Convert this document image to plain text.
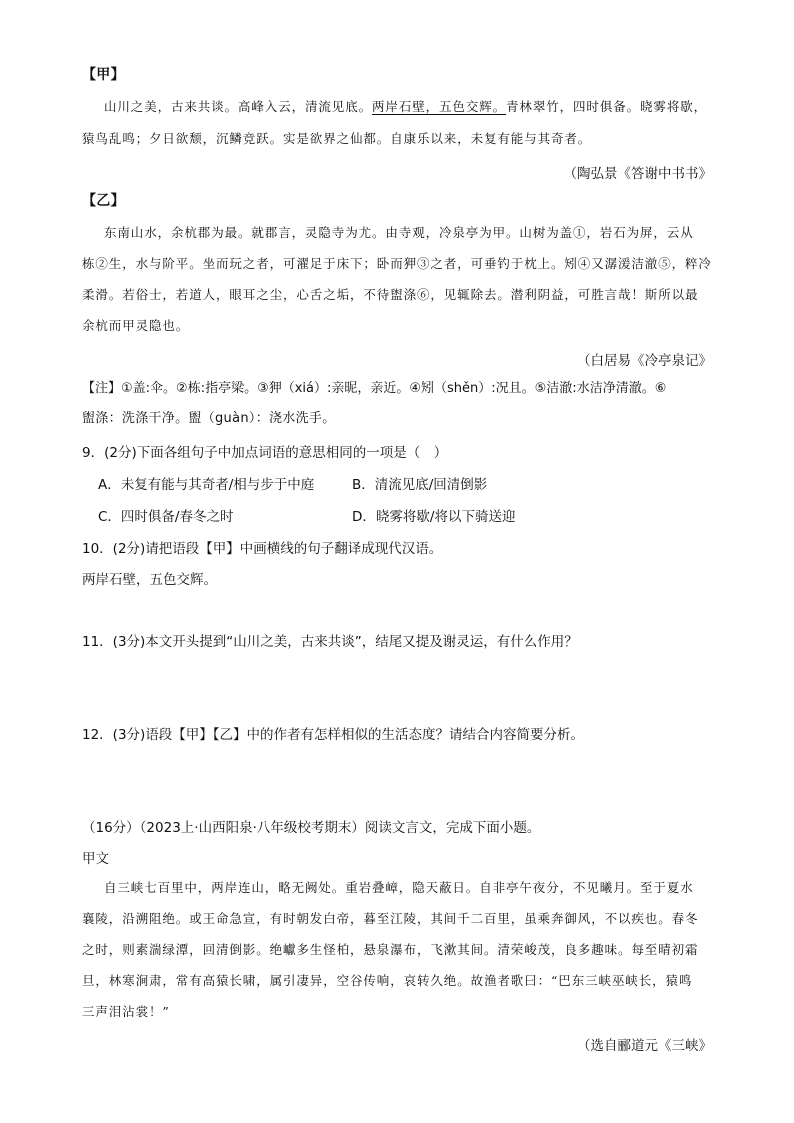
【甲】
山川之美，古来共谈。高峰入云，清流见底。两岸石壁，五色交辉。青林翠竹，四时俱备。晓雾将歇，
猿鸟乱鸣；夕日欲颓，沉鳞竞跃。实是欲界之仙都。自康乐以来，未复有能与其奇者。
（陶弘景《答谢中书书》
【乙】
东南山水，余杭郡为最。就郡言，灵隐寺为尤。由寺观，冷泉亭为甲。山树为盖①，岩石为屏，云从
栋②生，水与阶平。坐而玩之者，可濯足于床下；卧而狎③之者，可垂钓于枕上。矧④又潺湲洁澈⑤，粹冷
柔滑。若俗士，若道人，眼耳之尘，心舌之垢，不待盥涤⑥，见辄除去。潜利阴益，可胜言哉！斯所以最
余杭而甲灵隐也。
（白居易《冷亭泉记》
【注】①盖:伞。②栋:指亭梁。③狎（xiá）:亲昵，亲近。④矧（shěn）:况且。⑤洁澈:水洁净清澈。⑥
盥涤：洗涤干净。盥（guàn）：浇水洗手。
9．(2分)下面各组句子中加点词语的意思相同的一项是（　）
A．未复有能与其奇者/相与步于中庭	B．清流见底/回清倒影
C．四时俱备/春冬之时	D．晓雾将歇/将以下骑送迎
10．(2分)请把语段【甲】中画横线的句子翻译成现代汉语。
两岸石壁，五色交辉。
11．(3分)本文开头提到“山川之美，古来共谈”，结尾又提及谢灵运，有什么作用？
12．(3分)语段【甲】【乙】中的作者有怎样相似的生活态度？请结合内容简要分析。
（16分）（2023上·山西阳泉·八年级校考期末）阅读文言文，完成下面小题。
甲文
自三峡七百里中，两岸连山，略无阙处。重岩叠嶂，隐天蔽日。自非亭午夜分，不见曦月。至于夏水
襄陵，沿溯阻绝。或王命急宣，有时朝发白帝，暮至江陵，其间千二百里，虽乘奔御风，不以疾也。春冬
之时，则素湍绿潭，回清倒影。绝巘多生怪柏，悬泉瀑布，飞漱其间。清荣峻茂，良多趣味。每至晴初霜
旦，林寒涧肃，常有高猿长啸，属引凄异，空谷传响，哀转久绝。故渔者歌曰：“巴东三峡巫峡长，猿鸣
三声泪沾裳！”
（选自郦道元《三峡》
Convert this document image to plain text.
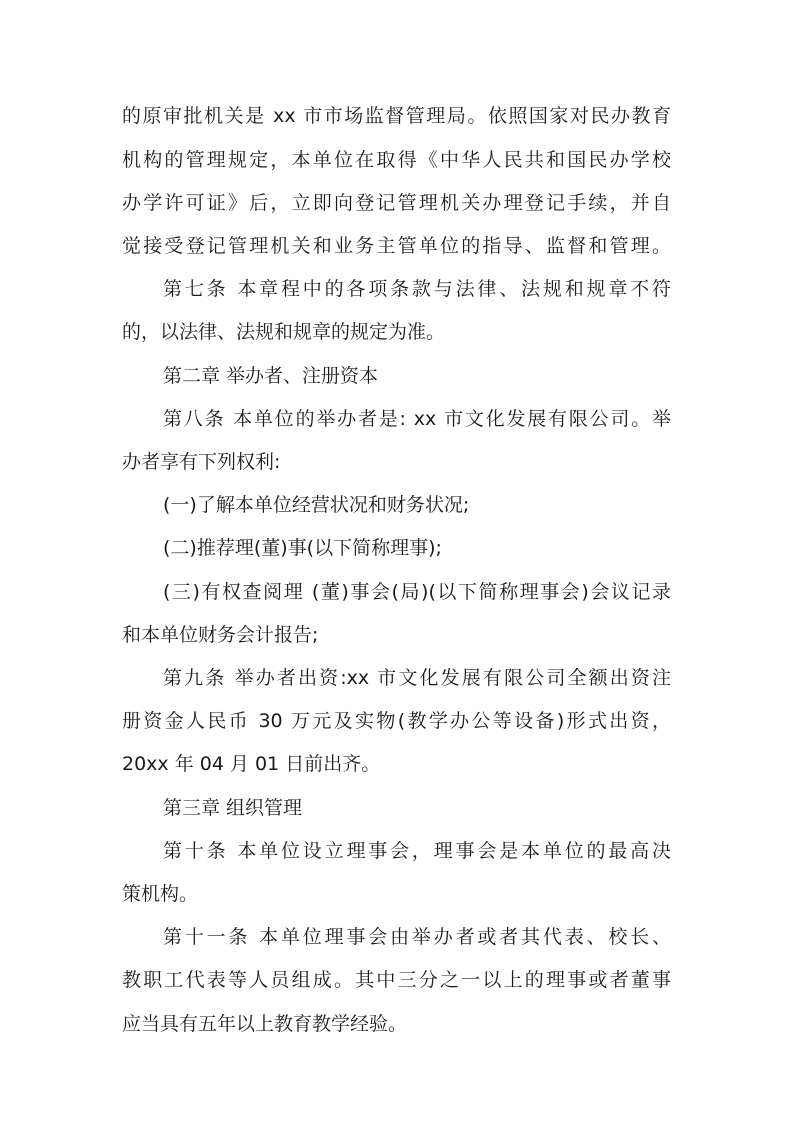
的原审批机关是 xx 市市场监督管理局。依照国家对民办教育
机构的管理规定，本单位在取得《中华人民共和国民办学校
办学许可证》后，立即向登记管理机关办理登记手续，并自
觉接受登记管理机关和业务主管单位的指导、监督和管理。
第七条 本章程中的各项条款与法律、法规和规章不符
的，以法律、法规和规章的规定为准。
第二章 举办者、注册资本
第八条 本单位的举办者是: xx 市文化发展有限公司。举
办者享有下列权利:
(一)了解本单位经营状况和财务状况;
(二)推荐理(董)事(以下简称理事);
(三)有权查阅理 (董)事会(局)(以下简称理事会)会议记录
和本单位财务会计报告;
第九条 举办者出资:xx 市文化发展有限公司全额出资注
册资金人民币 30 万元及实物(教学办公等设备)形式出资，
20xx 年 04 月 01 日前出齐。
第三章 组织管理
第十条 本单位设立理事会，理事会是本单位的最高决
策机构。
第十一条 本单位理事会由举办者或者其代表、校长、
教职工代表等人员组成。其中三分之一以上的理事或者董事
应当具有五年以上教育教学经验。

### STATED EXERCISE
Transcribe all of the material exactly, leaving out whatever pictures it contains.

### COMPLETE RESPONSE
Convert this document image to plain text.
【甲】
山川之美，古来共谈。高峰入云，清流见底。两岸石壁，五色交辉。青林翠竹，四时俱备。晓雾将歇，
猿鸟乱鸣；夕日欲颓，沉鳞竞跃。实是欲界之仙都。自康乐以来，未复有能与其奇者。
（陶弘景《答谢中书书》
【乙】
东南山水，余杭郡为最。就郡言，灵隐寺为尤。由寺观，冷泉亭为甲。山树为盖①，岩石为屏，云从
栋②生，水与阶平。坐而玩之者，可濯足于床下；卧而狎③之者，可垂钓于枕上。矧④又潺湲洁澈⑤，粹冷
柔滑。若俗士，若道人，眼耳之尘，心舌之垢，不待盥涤⑥，见辄除去。潜利阴益，可胜言哉！斯所以最
余杭而甲灵隐也。
（白居易《冷亭泉记》
【注】①盖:伞。②栋:指亭梁。③狎（xiá）:亲昵，亲近。④矧（shěn）:况且。⑤洁澈:水洁净清澈。⑥
盥涤：洗涤干净。盥（guàn）：浇水洗手。
9．(2分)下面各组句子中加点词语的意思相同的一项是（　）
A．未复有能与其奇者/相与步于中庭	B．清流见底/回清倒影
C．四时俱备/春冬之时	D．晓雾将歇/将以下骑送迎
10．(2分)请把语段【甲】中画横线的句子翻译成现代汉语。
两岸石壁，五色交辉。
11．(3分)本文开头提到“山川之美，古来共谈”，结尾又提及谢灵运，有什么作用？
12．(3分)语段【甲】【乙】中的作者有怎样相似的生活态度？请结合内容简要分析。
（16分）（2023上·山西阳泉·八年级校考期末）阅读文言文，完成下面小题。
甲文
自三峡七百里中，两岸连山，略无阙处。重岩叠嶂，隐天蔽日。自非亭午夜分，不见曦月。至于夏水
襄陵，沿溯阻绝。或王命急宣，有时朝发白帝，暮至江陵，其间千二百里，虽乘奔御风，不以疾也。春冬
之时，则素湍绿潭，回清倒影。绝巘多生怪柏，悬泉瀑布，飞漱其间。清荣峻茂，良多趣味。每至晴初霜
旦，林寒涧肃，常有高猿长啸，属引凄异，空谷传响，哀转久绝。故渔者歌曰：“巴东三峡巫峡长，猿鸣
三声泪沾裳！”
（选自郦道元《三峡》
Convert this document image to plain text.
的原审批机关是 xx 市市场监督管理局。依照国家对民办教育
机构的管理规定，本单位在取得《中华人民共和国民办学校
办学许可证》后，立即向登记管理机关办理登记手续，并自
觉接受登记管理机关和业务主管单位的指导、监督和管理。
第七条 本章程中的各项条款与法律、法规和规章不符
的，以法律、法规和规章的规定为准。
第二章 举办者、注册资本
第八条 本单位的举办者是: xx 市文化发展有限公司。举
办者享有下列权利:
(一)了解本单位经营状况和财务状况;
(二)推荐理(董)事(以下简称理事);
(三)有权查阅理 (董)事会(局)(以下简称理事会)会议记录
和本单位财务会计报告;
第九条 举办者出资:xx 市文化发展有限公司全额出资注
册资金人民币 30 万元及实物(教学办公等设备)形式出资，
20xx 年 04 月 01 日前出齐。
第三章 组织管理
第十条 本单位设立理事会，理事会是本单位的最高决
策机构。
第十一条 本单位理事会由举办者或者其代表、校长、
教职工代表等人员组成。其中三分之一以上的理事或者董事
应当具有五年以上教育教学经验。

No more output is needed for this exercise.